Source document —
Jo Jacobus Wilhelmus Luijten (Roermond, 24 April 1978) is a Dutch comedy video artist & video game developer who works with Kinna McInroe as narrator under the pseudonym of Squirrel-Monkey.

==Videos==
Most of the Squirrel-Monkey videos show what social networking sites and video games might have looked like if created on the computers of the 1980s or 1990s.
Since their introduction in March 2012, the videos have received positive press from a number of news and technology websites, including Mashable, Wired, The Huffington Post, CNET and Gizmodo.

The Nighthawk Cinema in New York City in collaboration with Daily Motion selected his Squirrel-Monkey video If Angry Birds were invented in the ’80s for the Cinema Selects cinema screening. The Hungarian online magazine Urbnplyr considered the video If Instagram were invented in the '80s... as one of the best videos of 2014.

Luijten also works outside of the Squirrel-Monkey productions. In 2013, as part of the YouTube Comedy Week, Warwick Davis presented Warwick Davis' Top 10 Tech Sketch Moments, which included a video made by Luijten.

== Games ==
In 2016 Luijten developed two election-inspired online games, with Hillary Clinton and Donald Trump as their main characters. The object of the game is to win the United States presidential election.

Provided material —
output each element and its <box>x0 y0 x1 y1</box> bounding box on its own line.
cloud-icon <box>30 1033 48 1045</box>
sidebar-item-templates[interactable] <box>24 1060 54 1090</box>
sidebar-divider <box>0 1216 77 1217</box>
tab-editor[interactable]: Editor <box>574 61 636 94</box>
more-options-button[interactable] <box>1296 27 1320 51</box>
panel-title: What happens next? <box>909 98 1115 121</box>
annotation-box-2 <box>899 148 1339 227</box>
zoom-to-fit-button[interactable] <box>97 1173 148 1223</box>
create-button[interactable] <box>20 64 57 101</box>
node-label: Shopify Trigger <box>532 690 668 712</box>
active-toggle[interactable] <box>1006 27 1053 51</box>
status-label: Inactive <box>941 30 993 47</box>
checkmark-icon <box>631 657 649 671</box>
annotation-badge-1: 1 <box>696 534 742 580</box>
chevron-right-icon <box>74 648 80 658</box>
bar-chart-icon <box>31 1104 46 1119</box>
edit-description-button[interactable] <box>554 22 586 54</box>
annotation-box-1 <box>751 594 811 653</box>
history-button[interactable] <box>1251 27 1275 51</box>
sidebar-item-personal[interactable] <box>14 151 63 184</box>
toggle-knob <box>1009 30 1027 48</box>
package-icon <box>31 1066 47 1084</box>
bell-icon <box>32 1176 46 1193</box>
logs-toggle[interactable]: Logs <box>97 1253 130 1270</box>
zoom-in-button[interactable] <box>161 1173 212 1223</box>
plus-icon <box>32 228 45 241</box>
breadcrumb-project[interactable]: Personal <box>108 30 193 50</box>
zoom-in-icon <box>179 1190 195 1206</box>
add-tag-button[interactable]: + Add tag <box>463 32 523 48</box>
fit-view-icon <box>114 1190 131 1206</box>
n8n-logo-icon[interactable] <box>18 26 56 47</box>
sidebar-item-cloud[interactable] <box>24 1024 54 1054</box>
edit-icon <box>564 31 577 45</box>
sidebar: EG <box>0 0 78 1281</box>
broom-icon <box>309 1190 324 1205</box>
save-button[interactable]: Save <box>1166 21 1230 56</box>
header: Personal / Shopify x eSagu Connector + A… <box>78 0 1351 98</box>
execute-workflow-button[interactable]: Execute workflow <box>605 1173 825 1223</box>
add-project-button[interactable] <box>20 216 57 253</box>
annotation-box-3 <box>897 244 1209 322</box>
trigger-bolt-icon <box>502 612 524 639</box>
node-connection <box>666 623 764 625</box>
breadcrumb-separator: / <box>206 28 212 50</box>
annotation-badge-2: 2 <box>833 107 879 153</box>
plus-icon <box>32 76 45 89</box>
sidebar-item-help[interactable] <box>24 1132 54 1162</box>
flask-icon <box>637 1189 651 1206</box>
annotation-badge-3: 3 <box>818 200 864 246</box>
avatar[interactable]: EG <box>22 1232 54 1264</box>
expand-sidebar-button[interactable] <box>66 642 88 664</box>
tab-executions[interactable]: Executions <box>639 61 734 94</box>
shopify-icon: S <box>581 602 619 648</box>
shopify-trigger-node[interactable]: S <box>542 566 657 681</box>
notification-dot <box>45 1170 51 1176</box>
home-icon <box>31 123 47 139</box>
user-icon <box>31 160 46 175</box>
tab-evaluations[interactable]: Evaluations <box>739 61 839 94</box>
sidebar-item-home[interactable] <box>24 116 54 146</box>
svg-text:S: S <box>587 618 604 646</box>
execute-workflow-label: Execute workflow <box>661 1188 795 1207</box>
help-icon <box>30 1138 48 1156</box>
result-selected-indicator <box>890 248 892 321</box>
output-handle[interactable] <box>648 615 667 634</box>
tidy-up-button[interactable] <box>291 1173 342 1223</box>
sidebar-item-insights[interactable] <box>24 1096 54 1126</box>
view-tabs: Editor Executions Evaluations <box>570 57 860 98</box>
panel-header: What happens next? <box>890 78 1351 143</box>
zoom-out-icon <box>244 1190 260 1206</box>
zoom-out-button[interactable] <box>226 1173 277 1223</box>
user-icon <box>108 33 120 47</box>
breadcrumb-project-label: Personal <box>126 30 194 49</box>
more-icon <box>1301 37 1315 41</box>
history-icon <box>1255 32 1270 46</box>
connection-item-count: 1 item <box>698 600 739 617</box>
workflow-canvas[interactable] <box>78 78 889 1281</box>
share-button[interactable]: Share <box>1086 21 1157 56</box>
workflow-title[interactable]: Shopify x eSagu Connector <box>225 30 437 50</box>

Required actions —
[a] Rewrite the paragraph of the Luijten biography beginning "The Nighthawk Cinema" as a short bulleted list that keeps its main facts.
[b] Repeat the passage of the Luijten biography from "Luijten also works" up to and including "made by Luijten.".
[c] Answer these questions from the Luijten biography:
(i) In which town was Luijten born?
(ii) When were the Squirrel-Monkey videos introduced?
(iii) Who presented Warwick Davis' Top 10 Tech Sketch Moments?
Work only from the Luijten biography, not from the lines.

Activity answers —
[a]
- The Nighthawk Cinema in New York City, with Daily Motion, selected the Squirrel-Monkey video If Angry Birds were invented in the ’80s for the Cinema Selects screening.
- The Hungarian online magazine Urbnplyr counted If Instagram were invented in the '80s... among the best videos of 2014.

[b]
Luijten also works outside of the Squirrel-Monkey productions. In 2013, as part of the YouTube Comedy Week, Warwick Davis presented Warwick Davis' Top 10 Tech Sketch Moments, which included a video made by Luijten.

[c]
(i) Roermond
(ii) March 2012
(iii) Warwick Davis